GIVEN INSTRUCTION: Copy the data below exactly, from its first line up to and including the line that contains "paragraph-conversion: Penukaran arus".

SOURCE MATERIAL:
========================================

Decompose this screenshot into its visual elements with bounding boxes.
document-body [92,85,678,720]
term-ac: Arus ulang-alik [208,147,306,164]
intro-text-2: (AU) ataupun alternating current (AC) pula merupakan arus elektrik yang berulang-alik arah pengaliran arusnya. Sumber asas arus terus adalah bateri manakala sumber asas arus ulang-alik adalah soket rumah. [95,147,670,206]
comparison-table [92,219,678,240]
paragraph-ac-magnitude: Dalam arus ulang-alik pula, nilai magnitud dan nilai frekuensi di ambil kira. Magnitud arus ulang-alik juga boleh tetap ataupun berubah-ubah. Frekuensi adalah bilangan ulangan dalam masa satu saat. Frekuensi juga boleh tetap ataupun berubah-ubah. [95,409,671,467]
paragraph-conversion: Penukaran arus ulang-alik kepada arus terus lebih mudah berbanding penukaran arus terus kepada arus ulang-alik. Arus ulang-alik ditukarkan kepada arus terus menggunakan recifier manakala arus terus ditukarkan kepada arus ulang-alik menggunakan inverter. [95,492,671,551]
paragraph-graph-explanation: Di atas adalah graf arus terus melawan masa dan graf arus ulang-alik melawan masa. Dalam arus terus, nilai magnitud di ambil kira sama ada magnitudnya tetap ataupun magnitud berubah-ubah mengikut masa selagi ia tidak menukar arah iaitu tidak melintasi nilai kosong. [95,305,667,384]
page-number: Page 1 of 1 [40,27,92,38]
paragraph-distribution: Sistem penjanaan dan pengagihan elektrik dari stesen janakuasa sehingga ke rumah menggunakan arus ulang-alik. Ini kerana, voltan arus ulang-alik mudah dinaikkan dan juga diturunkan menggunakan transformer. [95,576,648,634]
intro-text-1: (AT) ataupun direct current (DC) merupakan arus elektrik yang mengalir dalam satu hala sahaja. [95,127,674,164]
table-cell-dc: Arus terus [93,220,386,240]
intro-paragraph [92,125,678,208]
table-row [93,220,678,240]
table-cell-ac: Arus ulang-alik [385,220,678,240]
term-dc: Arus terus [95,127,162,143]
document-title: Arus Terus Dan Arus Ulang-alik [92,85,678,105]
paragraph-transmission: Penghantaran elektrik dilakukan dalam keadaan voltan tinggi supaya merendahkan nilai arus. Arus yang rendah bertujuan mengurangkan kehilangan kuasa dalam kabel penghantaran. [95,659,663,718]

========================================

FULL RESPONSE:
Decompose this screenshot into its visual elements with bounding boxes.
document-body [92,85,678,720]
term-ac: Arus ulang-alik [208,147,306,164]
intro-text-2: (AU) ataupun alternating current (AC) pula merupakan arus elektrik yang berulang-alik arah pengaliran arusnya. Sumber asas arus terus adalah bateri manakala sumber asas arus ulang-alik adalah soket rumah. [95,147,670,206]
comparison-table [92,219,678,240]
paragraph-ac-magnitude: Dalam arus ulang-alik pula, nilai magnitud dan nilai frekuensi di ambil kira. Magnitud arus ulang-alik juga boleh tetap ataupun berubah-ubah. Frekuensi adalah bilangan ulangan dalam masa satu saat. Frekuensi juga boleh tetap ataupun berubah-ubah. [95,409,671,467]
paragraph-conversion: Penukaran arus ulang-alik kepada arus terus lebih mudah berbanding penukaran arus terus kepada arus ulang-alik. Arus ulang-alik ditukarkan kepada arus terus menggunakan recifier manakala arus terus ditukarkan kepada arus ulang-alik menggunakan inverter. [95,492,671,551]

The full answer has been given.